(Data items)
Begin
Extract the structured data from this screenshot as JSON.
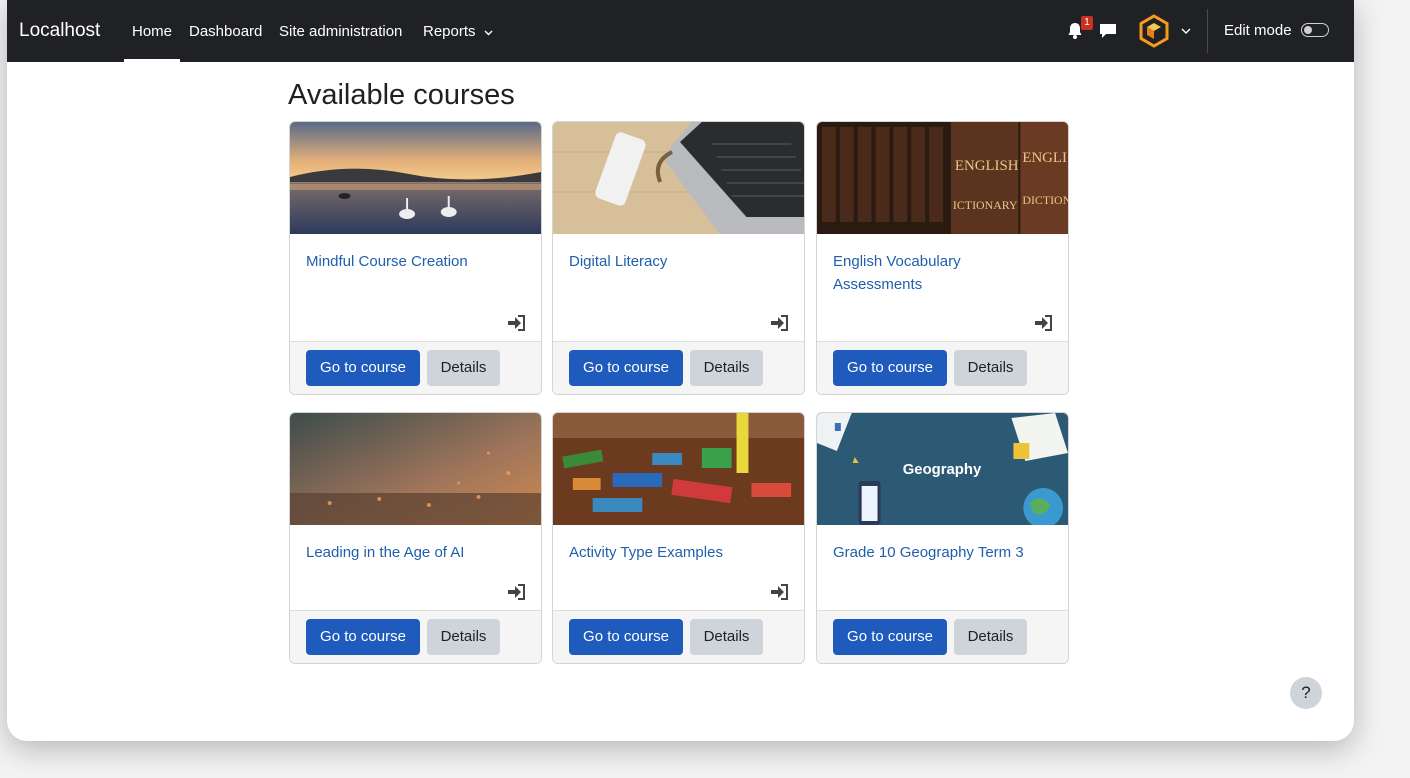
{
  "header": {
    "brand": "Localhost",
    "nav": [
      {
        "label": "Home"
      },
      {
        "label": "Dashboard"
      },
      {
        "label": "Site administration"
      },
      {
        "label": "Reports"
      }
    ],
    "notification_count": "1",
    "edit_mode_label": "Edit mode",
    "edit_mode_on": false
  },
  "page": {
    "title": "Available courses"
  },
  "courses": [
    {
      "title": "Mindful Course Creation",
      "go_label": "Go to course",
      "details_label": "Details",
      "enrol_icon": "sign-in-icon"
    },
    {
      "title": "Digital Literacy",
      "go_label": "Go to course",
      "details_label": "Details",
      "enrol_icon": "sign-in-icon"
    },
    {
      "title": "English Vocabulary Assessments",
      "go_label": "Go to course",
      "details_label": "Details",
      "enrol_icon": "sign-in-icon",
      "image_text": [
        "ENGLISH",
        "ICTIONARY",
        "ENGLIS",
        "DICTIONA"
      ]
    },
    {
      "title": "Leading in the Age of AI",
      "go_label": "Go to course",
      "details_label": "Details",
      "enrol_icon": "sign-in-icon"
    },
    {
      "title": "Activity Type Examples",
      "go_label": "Go to course",
      "details_label": "Details",
      "enrol_icon": "sign-in-icon"
    },
    {
      "title": "Grade 10 Geography Term 3",
      "go_label": "Go to course",
      "details_label": "Details",
      "image_text": [
        "Geography"
      ]
    }
  ],
  "help_label": "?",
  "colors": {
    "navbar": "#202124",
    "primary": "#1f5bbd",
    "link": "#1f5fad",
    "badge": "#ca3120"
  }
}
End
# Required task
In the records above, locate the lines holding the word "title". Copy each of them.

# Expected answer
    "title": "Available courses"
      "title": "Mindful Course Creation",
      "title": "Digital Literacy",
      "title": "English Vocabulary Assessments",
      "title": "Leading in the Age of AI",
      "title": "Activity Type Examples",
      "title": "Grade 10 Geography Term 3",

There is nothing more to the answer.